Saved entries
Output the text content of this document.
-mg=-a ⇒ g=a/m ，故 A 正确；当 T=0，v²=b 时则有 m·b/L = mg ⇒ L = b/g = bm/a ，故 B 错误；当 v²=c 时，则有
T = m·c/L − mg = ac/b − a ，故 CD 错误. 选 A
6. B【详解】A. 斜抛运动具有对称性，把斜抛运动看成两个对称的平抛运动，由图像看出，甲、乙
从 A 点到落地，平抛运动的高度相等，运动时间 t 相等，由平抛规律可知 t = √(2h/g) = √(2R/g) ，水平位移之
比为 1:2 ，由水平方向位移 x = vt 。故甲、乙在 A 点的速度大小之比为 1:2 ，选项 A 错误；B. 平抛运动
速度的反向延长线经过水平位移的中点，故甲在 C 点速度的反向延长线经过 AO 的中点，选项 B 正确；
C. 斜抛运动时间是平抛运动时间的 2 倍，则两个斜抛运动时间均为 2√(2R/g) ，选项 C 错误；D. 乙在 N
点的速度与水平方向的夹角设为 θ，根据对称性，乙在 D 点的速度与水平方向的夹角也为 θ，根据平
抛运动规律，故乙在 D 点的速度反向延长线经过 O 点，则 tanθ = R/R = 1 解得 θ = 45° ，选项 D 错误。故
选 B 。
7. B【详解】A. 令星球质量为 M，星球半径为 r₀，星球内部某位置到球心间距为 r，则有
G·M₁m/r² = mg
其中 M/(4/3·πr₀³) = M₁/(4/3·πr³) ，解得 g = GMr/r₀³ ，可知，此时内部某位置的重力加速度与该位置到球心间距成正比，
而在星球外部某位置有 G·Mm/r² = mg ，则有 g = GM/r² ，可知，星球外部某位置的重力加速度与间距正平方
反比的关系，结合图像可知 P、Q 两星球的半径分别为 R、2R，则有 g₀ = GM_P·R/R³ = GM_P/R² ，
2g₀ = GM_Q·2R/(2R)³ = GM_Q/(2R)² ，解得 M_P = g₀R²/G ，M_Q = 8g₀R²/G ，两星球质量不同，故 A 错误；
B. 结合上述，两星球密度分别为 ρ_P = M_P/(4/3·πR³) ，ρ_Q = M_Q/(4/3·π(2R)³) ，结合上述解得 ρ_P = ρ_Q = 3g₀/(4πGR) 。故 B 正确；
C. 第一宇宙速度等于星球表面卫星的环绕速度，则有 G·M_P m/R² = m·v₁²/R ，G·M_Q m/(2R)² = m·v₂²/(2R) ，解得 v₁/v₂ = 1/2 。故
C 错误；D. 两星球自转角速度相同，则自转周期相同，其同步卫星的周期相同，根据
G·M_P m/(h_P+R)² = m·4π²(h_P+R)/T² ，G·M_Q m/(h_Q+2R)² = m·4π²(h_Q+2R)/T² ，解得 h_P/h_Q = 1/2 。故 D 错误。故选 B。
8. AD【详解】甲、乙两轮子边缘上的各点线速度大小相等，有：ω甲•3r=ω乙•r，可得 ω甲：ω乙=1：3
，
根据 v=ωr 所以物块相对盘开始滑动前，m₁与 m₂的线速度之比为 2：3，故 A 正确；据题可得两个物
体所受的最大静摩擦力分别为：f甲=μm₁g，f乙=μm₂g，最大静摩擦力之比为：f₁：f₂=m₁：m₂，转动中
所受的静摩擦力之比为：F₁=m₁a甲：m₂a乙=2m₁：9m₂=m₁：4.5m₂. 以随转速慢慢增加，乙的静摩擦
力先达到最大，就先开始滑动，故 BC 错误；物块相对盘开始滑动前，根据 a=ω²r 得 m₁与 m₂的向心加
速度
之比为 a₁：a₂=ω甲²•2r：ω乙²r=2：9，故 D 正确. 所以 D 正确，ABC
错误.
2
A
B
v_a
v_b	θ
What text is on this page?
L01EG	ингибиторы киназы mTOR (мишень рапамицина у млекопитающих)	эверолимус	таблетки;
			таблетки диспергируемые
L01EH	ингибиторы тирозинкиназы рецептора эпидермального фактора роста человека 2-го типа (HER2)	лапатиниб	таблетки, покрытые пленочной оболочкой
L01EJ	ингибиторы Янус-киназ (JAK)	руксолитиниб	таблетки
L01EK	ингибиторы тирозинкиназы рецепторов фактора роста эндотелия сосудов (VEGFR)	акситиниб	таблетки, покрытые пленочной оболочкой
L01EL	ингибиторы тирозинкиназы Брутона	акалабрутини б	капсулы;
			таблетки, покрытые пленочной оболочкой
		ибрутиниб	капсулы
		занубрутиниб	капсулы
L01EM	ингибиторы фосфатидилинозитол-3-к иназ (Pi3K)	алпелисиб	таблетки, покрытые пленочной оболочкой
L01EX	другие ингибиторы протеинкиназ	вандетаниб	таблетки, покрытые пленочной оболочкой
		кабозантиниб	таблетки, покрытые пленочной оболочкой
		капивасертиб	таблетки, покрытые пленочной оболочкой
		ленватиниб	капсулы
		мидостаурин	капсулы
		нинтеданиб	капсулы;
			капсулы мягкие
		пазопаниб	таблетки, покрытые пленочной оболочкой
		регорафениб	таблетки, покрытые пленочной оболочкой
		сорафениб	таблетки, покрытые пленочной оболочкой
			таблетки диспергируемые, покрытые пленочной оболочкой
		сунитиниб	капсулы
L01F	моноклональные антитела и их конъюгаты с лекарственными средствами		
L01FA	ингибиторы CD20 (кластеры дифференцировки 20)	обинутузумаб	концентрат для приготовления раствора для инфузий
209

Work to do: Using the listing above, pick out each line that contains the word "this", then copy it.

Response to the task:
Output the text content of this document.
What text is on this page?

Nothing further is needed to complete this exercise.